▶ **Data for this exercise**
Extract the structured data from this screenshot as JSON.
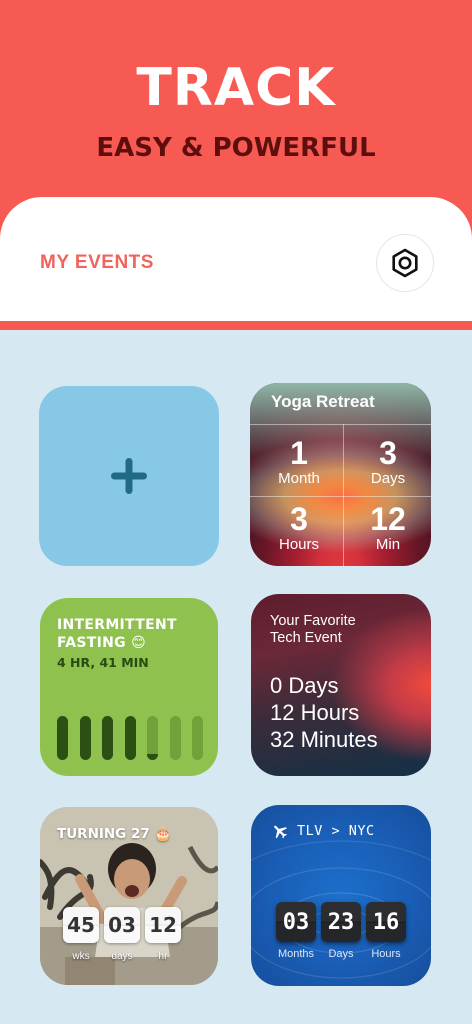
{
  "hero": {
    "title": "TRACK",
    "subtitle": "EASY & POWERFUL",
    "bg_color": "#f65a52"
  },
  "header": {
    "title": "MY EVENTS",
    "settings_icon": "gear-icon"
  },
  "add_card": {
    "icon": "plus-icon",
    "bg_color": "#86c8e6"
  },
  "yoga": {
    "title": "Yoga Retreat",
    "cells": [
      {
        "value": "1",
        "unit": "Month"
      },
      {
        "value": "3",
        "unit": "Days"
      },
      {
        "value": "3",
        "unit": "Hours"
      },
      {
        "value": "12",
        "unit": "Min"
      }
    ]
  },
  "fasting": {
    "title_line1": "INTERMITTENT",
    "title_line2": "FASTING 😊",
    "elapsed": "4 HR, 41 MIN",
    "progress": 0.59,
    "bar_count": 7,
    "bar_color": "#2c5014"
  },
  "tech": {
    "title_line1": "Your Favorite",
    "title_line2": "Tech Event",
    "days": "0 Days",
    "hours": "12 Hours",
    "minutes": "32 Minutes"
  },
  "birthday": {
    "title": "TURNING 27 🎂",
    "flips": [
      {
        "value": "45",
        "label": "wks"
      },
      {
        "value": "03",
        "label": "days"
      },
      {
        "value": "12",
        "label": "hr"
      }
    ]
  },
  "flight": {
    "icon": "airplane-icon",
    "route": "TLV > NYC",
    "flips": [
      {
        "value": "03",
        "label": "Months"
      },
      {
        "value": "23",
        "label": "Days"
      },
      {
        "value": "16",
        "label": "Hours"
      }
    ]
  }
}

▶ **Task description**
Copy the records above exactly. The pictures are not part of the copy.

▶ **Final result**
Extract the structured data from this screenshot as JSON.
{
  "hero": {
    "title": "TRACK",
    "subtitle": "EASY & POWERFUL",
    "bg_color": "#f65a52"
  },
  "header": {
    "title": "MY EVENTS",
    "settings_icon": "gear-icon"
  },
  "add_card": {
    "icon": "plus-icon",
    "bg_color": "#86c8e6"
  },
  "yoga": {
    "title": "Yoga Retreat",
    "cells": [
      {
        "value": "1",
        "unit": "Month"
      },
      {
        "value": "3",
        "unit": "Days"
      },
      {
        "value": "3",
        "unit": "Hours"
      },
      {
        "value": "12",
        "unit": "Min"
      }
    ]
  },
  "fasting": {
    "title_line1": "INTERMITTENT",
    "title_line2": "FASTING 😊",
    "elapsed": "4 HR, 41 MIN",
    "progress": 0.59,
    "bar_count": 7,
    "bar_color": "#2c5014"
  },
  "tech": {
    "title_line1": "Your Favorite",
    "title_line2": "Tech Event",
    "days": "0 Days",
    "hours": "12 Hours",
    "minutes": "32 Minutes"
  },
  "birthday": {
    "title": "TURNING 27 🎂",
    "flips": [
      {
        "value": "45",
        "label": "wks"
      },
      {
        "value": "03",
        "label": "days"
      },
      {
        "value": "12",
        "label": "hr"
      }
    ]
  },
  "flight": {
    "icon": "airplane-icon",
    "route": "TLV > NYC",
    "flips": [
      {
        "value": "03",
        "label": "Months"
      },
      {
        "value": "23",
        "label": "Days"
      },
      {
        "value": "16",
        "label": "Hours"
      }
    ]
  }
}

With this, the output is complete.